▸ EXERCISE AIM
In the entries below, find the lines with the word "aussi" and copy them.

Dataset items
○ ○ ○

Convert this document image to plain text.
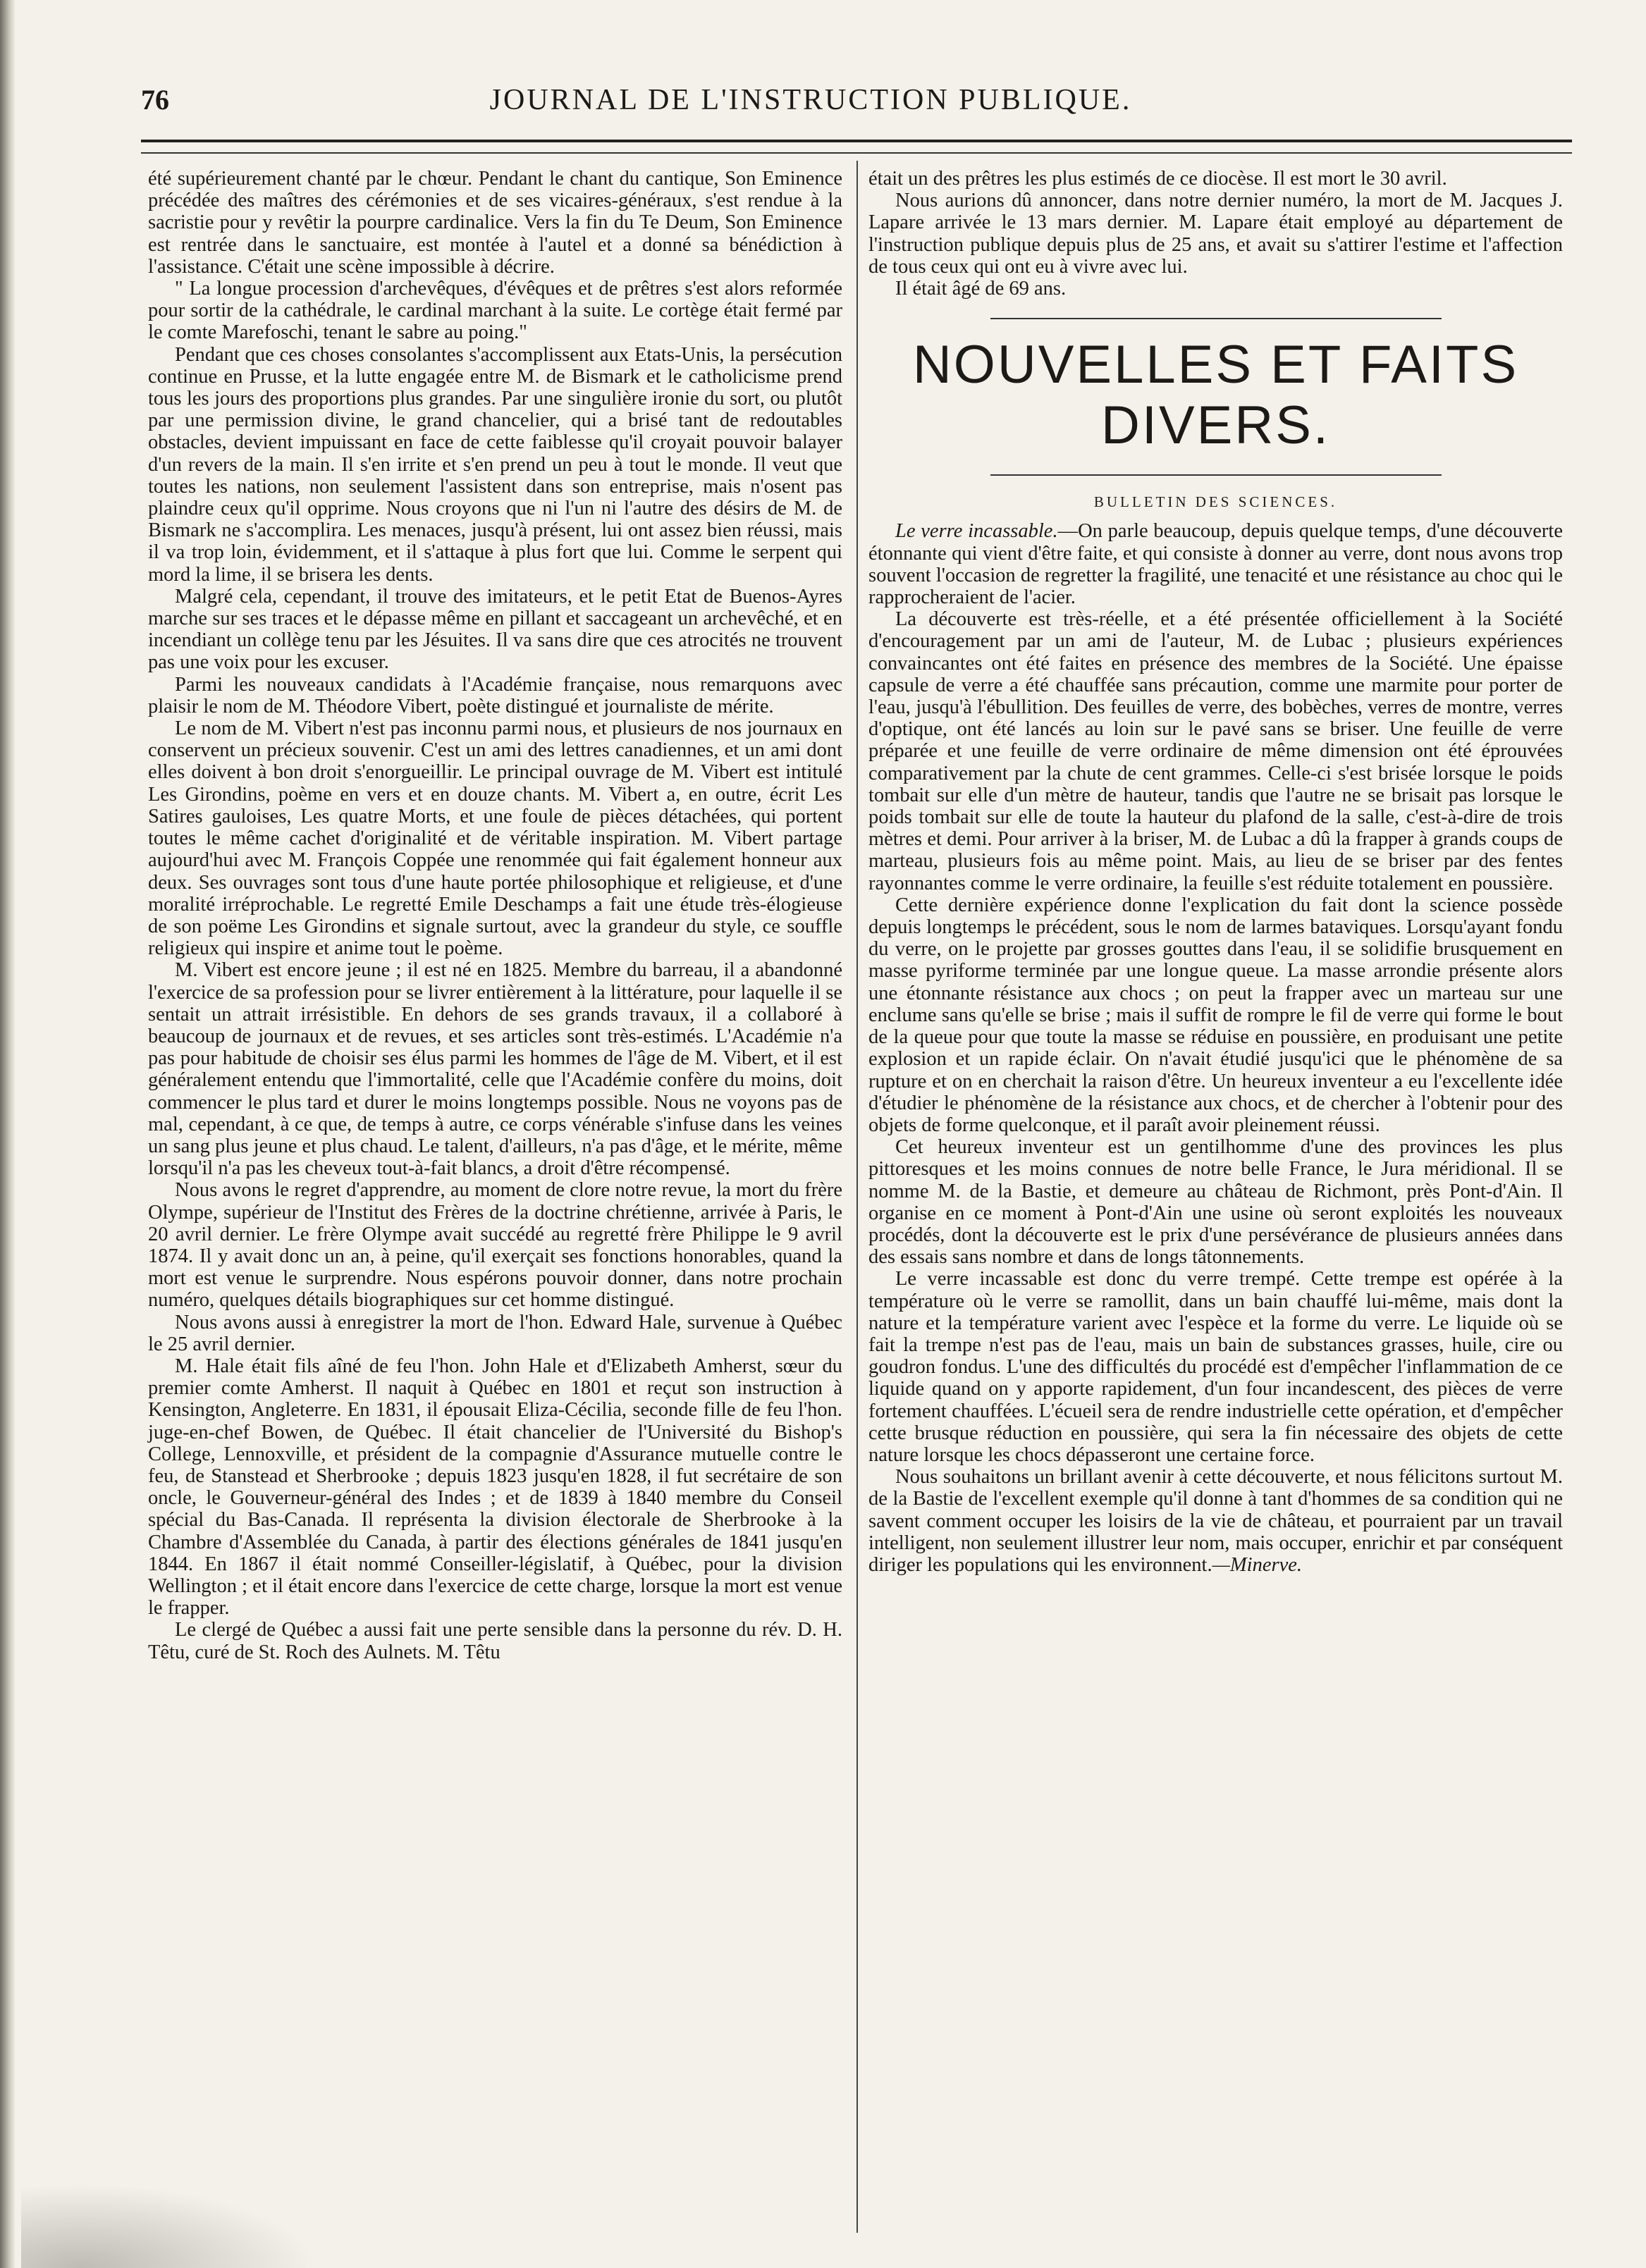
76	JOURNAL DE L'INSTRUCTION PUBLIQUE.

été supérieurement chanté par le chœur. Pendant le chant du cantique, Son Eminence précédée des maîtres des cérémonies et de ses vicaires-généraux, s'est rendue à la sacristie pour y revêtir la pourpre cardinalice. Vers la fin du Te Deum, Son Eminence est rentrée dans le sanctuaire, est montée à l'autel et a donné sa bénédiction à l'assistance. C'était une scène impossible à décrire.

" La longue procession d'archevêques, d'évêques et de prêtres s'est alors reformée pour sortir de la cathédrale, le cardinal marchant à la suite. Le cortège était fermé par le comte Marefoschi, tenant le sabre au poing."

Pendant que ces choses consolantes s'accomplissent aux Etats-Unis, la persécution continue en Prusse, et la lutte engagée entre M. de Bismark et le catholicisme prend tous les jours des proportions plus grandes. Par une singulière ironie du sort, ou plutôt par une permission divine, le grand chancelier, qui a brisé tant de redoutables obstacles, devient impuissant en face de cette faiblesse qu'il croyait pouvoir balayer d'un revers de la main. Il s'en irrite et s'en prend un peu à tout le monde. Il veut que toutes les nations, non seulement l'assistent dans son entreprise, mais n'osent pas plaindre ceux qu'il opprime. Nous croyons que ni l'un ni l'autre des désirs de M. de Bismark ne s'accomplira. Les menaces, jusqu'à présent, lui ont assez bien réussi, mais il va trop loin, évidemment, et il s'attaque à plus fort que lui. Comme le serpent qui mord la lime, il se brisera les dents.

Malgré cela, cependant, il trouve des imitateurs, et le petit Etat de Buenos-Ayres marche sur ses traces et le dépasse même en pillant et saccageant un archevêché, et en incendiant un collège tenu par les Jésuites. Il va sans dire que ces atrocités ne trouvent pas une voix pour les excuser.

Parmi les nouveaux candidats à l'Académie française, nous remarquons avec plaisir le nom de M. Théodore Vibert, poète distingué et journaliste de mérite.

Le nom de M. Vibert n'est pas inconnu parmi nous, et plusieurs de nos journaux en conservent un précieux souvenir. C'est un ami des lettres canadiennes, et un ami dont elles doivent à bon droit s'enorgueillir. Le principal ouvrage de M. Vibert est intitulé Les Girondins, poème en vers et en douze chants. M. Vibert a, en outre, écrit Les Satires gauloises, Les quatre Morts, et une foule de pièces détachées, qui portent toutes le même cachet d'originalité et de véritable inspiration. M. Vibert partage aujourd'hui avec M. François Coppée une renommée qui fait également honneur aux deux. Ses ouvrages sont tous d'une haute portée philosophique et religieuse, et d'une moralité irréprochable. Le regretté Emile Deschamps a fait une étude très-élogieuse de son poëme Les Girondins et signale surtout, avec la grandeur du style, ce souffle religieux qui inspire et anime tout le poème.

M. Vibert est encore jeune ; il est né en 1825. Membre du barreau, il a abandonné l'exercice de sa profession pour se livrer entièrement à la littérature, pour laquelle il se sentait un attrait irrésistible. En dehors de ses grands travaux, il a collaboré à beaucoup de journaux et de revues, et ses articles sont très-estimés. L'Académie n'a pas pour habitude de choisir ses élus parmi les hommes de l'âge de M. Vibert, et il est généralement entendu que l'immortalité, celle que l'Académie confère du moins, doit commencer le plus tard et durer le moins longtemps possible. Nous ne voyons pas de mal, cependant, à ce que, de temps à autre, ce corps vénérable s'infuse dans les veines un sang plus jeune et plus chaud. Le talent, d'ailleurs, n'a pas d'âge, et le mérite, même lorsqu'il n'a pas les cheveux tout-à-fait blancs, a droit d'être récompensé.

Nous avons le regret d'apprendre, au moment de clore notre revue, la mort du frère Olympe, supérieur de l'Institut des Frères de la doctrine chrétienne, arrivée à Paris, le 20 avril dernier. Le frère Olympe avait succédé au regretté frère Philippe le 9 avril 1874. Il y avait donc un an, à peine, qu'il exerçait ses fonctions honorables, quand la mort est venue le surprendre. Nous espérons pouvoir donner, dans notre prochain numéro, quelques détails biographiques sur cet homme distingué.

Nous avons aussi à enregistrer la mort de l'hon. Edward Hale, survenue à Québec le 25 avril dernier.

M. Hale était fils aîné de feu l'hon. John Hale et d'Elizabeth Amherst, sœur du premier comte Amherst. Il naquit à Québec en 1801 et reçut son instruction à Kensington, Angleterre. En 1831, il épousait Eliza-Cécilia, seconde fille de feu l'hon. juge-en-chef Bowen, de Québec. Il était chancelier de l'Université du Bishop's College, Lennoxville, et président de la compagnie d'Assurance mutuelle contre le feu, de Stanstead et Sherbrooke ; depuis 1823 jusqu'en 1828, il fut secrétaire de son oncle, le Gouverneur-général des Indes ; et de 1839 à 1840 membre du Conseil spécial du Bas-Canada. Il représenta la division électorale de Sherbrooke à la Chambre d'Assemblée du Canada, à partir des élections générales de 1841 jusqu'en 1844. En 1867 il était nommé Conseiller-législatif, à Québec, pour la division Wellington ; et il était encore dans l'exercice de cette charge, lorsque la mort est venue le frapper.

Le clergé de Québec a aussi fait une perte sensible dans la personne du rév. D. H. Têtu, curé de St. Roch des Aulnets. M. Têtu

était un des prêtres les plus estimés de ce diocèse. Il est mort le 30 avril.

Nous aurions dû annoncer, dans notre dernier numéro, la mort de M. Jacques J. Lapare arrivée le 13 mars dernier. M. Lapare était employé au département de l'instruction publique depuis plus de 25 ans, et avait su s'attirer l'estime et l'affection de tous ceux qui ont eu à vivre avec lui.

Il était âgé de 69 ans.

NOUVELLES ET FAITS DIVERS.
BULLETIN DES SCIENCES.

Le verre incassable.—On parle beaucoup, depuis quelque temps, d'une découverte étonnante qui vient d'être faite, et qui consiste à donner au verre, dont nous avons trop souvent l'occasion de regretter la fragilité, une tenacité et une résistance au choc qui le rapprocheraient de l'acier.

La découverte est très-réelle, et a été présentée officiellement à la Société d'encouragement par un ami de l'auteur, M. de Lubac ; plusieurs expériences convaincantes ont été faites en présence des membres de la Société. Une épaisse capsule de verre a été chauffée sans précaution, comme une marmite pour porter de l'eau, jusqu'à l'ébullition. Des feuilles de verre, des bobèches, verres de montre, verres d'optique, ont été lancés au loin sur le pavé sans se briser. Une feuille de verre préparée et une feuille de verre ordinaire de même dimension ont été éprouvées comparativement par la chute de cent grammes. Celle-ci s'est brisée lorsque le poids tombait sur elle d'un mètre de hauteur, tandis que l'autre ne se brisait pas lorsque le poids tombait sur elle de toute la hauteur du plafond de la salle, c'est-à-dire de trois mètres et demi. Pour arriver à la briser, M. de Lubac a dû la frapper à grands coups de marteau, plusieurs fois au même point. Mais, au lieu de se briser par des fentes rayonnantes comme le verre ordinaire, la feuille s'est réduite totalement en poussière.

Cette dernière expérience donne l'explication du fait dont la science possède depuis longtemps le précédent, sous le nom de larmes bataviques. Lorsqu'ayant fondu du verre, on le projette par grosses gouttes dans l'eau, il se solidifie brusquement en masse pyriforme terminée par une longue queue. La masse arrondie présente alors une étonnante résistance aux chocs ; on peut la frapper avec un marteau sur une enclume sans qu'elle se brise ; mais il suffit de rompre le fil de verre qui forme le bout de la queue pour que toute la masse se réduise en poussière, en produisant une petite explosion et un rapide éclair. On n'avait étudié jusqu'ici que le phénomène de sa rupture et on en cherchait la raison d'être. Un heureux inventeur a eu l'excellente idée d'étudier le phénomène de la résistance aux chocs, et de chercher à l'obtenir pour des objets de forme quelconque, et il paraît avoir pleinement réussi.

Cet heureux inventeur est un gentilhomme d'une des provinces les plus pittoresques et les moins connues de notre belle France, le Jura méridional. Il se nomme M. de la Bastie, et demeure au château de Richmont, près Pont-d'Ain. Il organise en ce moment à Pont-d'Ain une usine où seront exploités les nouveaux procédés, dont la découverte est le prix d'une persévérance de plusieurs années dans des essais sans nombre et dans de longs tâtonnements.

Le verre incassable est donc du verre trempé. Cette trempe est opérée à la température où le verre se ramollit, dans un bain chauffé lui-même, mais dont la nature et la température varient avec l'espèce et la forme du verre. Le liquide où se fait la trempe n'est pas de l'eau, mais un bain de substances grasses, huile, cire ou goudron fondus. L'une des difficultés du procédé est d'empêcher l'inflammation de ce liquide quand on y apporte rapidement, d'un four incandescent, des pièces de verre fortement chauffées. L'écueil sera de rendre industrielle cette opération, et d'empêcher cette brusque réduction en poussière, qui sera la fin nécessaire des objets de cette nature lorsque les chocs dépasseront une certaine force.

Nous souhaitons un brillant avenir à cette découverte, et nous félicitons surtout M. de la Bastie de l'excellent exemple qu'il donne à tant d'hommes de sa condition qui ne savent comment occuper les loisirs de la vie de château, et pourraient par un travail intelligent, non seulement illustrer leur nom, mais occuper, enrichir et par conséquent diriger les populations qui les environnent.—Minerve.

○ ○ ○

▸ FINAL ANSWER
Nous avons aussi à enregistrer la mort de l'hon. Edward Hale, survenue à Québec le 25 avril dernier.
Le clergé de Québec a aussi fait une perte sensible dans la personne du rév. D. H. Têtu, curé de St. Roch des Aulnets. M. Têtu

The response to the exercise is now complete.